**AIM OF THE EXERCISE**
Please copy out, without any changes, the entries starting with the line that contains "Bar (227, 306, 252, 386)" and going on through the line that contains "Bar (176, 297, 200, 386)", including both of those lines and nothing else.

**MATERIAL FOR THIS TASK**
------------
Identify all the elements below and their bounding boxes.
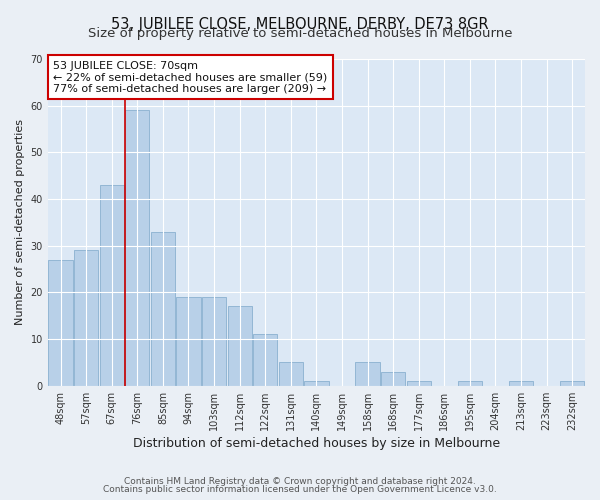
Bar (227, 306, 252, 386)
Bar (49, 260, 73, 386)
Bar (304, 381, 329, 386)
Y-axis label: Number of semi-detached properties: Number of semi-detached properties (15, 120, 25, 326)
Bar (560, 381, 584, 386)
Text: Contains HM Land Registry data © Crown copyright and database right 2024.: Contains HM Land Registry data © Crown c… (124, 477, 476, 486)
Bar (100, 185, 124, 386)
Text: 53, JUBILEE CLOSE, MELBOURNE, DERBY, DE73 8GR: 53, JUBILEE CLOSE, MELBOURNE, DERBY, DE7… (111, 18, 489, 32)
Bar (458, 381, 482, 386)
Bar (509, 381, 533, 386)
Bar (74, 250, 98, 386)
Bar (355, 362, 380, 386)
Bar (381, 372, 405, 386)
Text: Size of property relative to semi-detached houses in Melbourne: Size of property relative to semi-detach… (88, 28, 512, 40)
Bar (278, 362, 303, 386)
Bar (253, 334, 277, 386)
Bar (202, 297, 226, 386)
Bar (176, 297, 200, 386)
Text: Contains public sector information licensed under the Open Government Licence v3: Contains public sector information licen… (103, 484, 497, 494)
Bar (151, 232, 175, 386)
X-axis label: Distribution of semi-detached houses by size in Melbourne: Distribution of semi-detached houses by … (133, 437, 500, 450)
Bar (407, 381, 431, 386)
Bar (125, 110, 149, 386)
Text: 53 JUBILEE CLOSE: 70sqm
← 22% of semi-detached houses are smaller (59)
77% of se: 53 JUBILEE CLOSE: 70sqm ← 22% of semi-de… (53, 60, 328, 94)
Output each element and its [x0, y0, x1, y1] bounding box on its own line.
------------
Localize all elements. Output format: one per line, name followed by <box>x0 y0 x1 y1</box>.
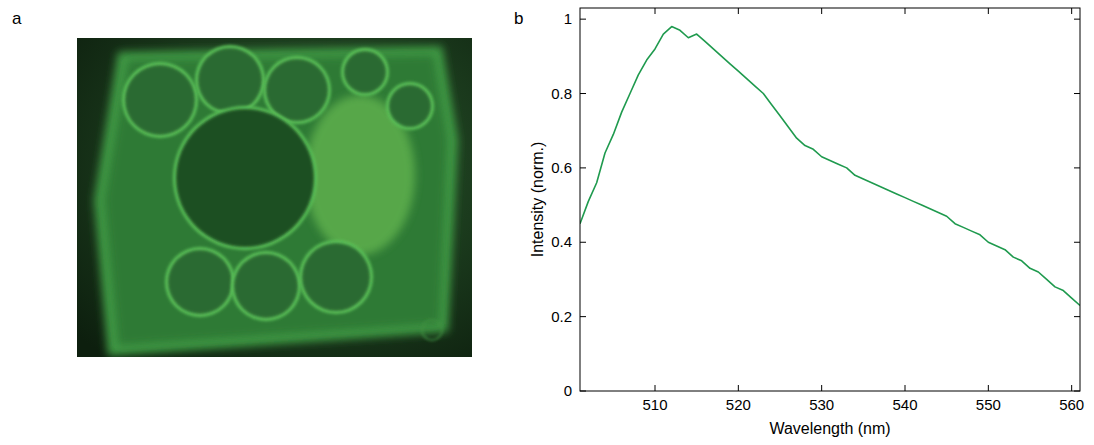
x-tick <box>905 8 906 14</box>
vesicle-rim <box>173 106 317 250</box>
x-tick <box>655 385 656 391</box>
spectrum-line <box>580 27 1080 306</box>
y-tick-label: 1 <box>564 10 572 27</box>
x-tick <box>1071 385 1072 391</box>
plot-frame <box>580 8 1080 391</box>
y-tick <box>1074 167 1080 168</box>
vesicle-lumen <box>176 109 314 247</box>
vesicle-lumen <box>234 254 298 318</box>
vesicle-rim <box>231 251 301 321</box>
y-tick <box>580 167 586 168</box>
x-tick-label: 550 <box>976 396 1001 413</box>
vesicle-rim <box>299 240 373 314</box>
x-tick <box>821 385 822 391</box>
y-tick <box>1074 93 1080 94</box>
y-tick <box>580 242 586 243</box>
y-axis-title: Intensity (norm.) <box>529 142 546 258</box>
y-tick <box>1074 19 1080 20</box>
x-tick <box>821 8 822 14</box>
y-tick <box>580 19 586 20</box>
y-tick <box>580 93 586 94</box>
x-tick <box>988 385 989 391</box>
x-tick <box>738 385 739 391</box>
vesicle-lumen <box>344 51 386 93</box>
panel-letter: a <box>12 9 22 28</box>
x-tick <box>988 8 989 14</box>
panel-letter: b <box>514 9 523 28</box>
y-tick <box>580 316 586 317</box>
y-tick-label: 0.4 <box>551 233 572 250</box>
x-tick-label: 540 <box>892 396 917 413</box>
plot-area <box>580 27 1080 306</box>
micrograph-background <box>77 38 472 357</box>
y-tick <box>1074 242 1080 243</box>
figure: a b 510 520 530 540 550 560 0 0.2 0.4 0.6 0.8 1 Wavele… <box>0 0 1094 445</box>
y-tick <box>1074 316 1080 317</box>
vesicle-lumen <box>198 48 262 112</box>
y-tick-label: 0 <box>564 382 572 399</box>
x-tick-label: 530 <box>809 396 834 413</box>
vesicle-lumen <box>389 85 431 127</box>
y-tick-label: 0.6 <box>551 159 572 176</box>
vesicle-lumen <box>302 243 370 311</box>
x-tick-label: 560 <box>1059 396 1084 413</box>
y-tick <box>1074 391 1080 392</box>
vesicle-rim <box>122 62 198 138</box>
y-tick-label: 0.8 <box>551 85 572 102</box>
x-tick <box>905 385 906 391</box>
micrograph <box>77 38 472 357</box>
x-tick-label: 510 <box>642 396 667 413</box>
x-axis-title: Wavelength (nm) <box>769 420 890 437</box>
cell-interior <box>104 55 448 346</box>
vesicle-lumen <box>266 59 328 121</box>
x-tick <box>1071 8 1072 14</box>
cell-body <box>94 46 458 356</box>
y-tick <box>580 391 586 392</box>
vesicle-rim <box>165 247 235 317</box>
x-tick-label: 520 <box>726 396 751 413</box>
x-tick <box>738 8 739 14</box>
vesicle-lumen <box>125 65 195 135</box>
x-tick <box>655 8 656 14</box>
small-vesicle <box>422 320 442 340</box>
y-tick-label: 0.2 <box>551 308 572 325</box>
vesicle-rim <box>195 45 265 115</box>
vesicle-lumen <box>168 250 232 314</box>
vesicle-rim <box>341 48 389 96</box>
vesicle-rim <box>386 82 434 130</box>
------------
**SOLUTION FOR THIS EXERCISE**
Bar (227, 306, 252, 386)
Bar (49, 260, 73, 386)
Bar (304, 381, 329, 386)
Y-axis label: Number of semi-detached properties: Number of semi-detached properties (15, 120, 25, 326)
Bar (560, 381, 584, 386)
Text: Contains HM Land Registry data © Crown copyright and database right 2024.: Contains HM Land Registry data © Crown c… (124, 477, 476, 486)
Bar (100, 185, 124, 386)
Text: 53, JUBILEE CLOSE, MELBOURNE, DERBY, DE73 8GR: 53, JUBILEE CLOSE, MELBOURNE, DERBY, DE7… (111, 18, 489, 32)
Bar (458, 381, 482, 386)
Bar (509, 381, 533, 386)
Bar (74, 250, 98, 386)
Bar (355, 362, 380, 386)
Bar (381, 372, 405, 386)
Text: Size of property relative to semi-detached houses in Melbourne: Size of property relative to semi-detach… (88, 28, 512, 40)
Bar (278, 362, 303, 386)
Bar (253, 334, 277, 386)
Bar (202, 297, 226, 386)
Bar (176, 297, 200, 386)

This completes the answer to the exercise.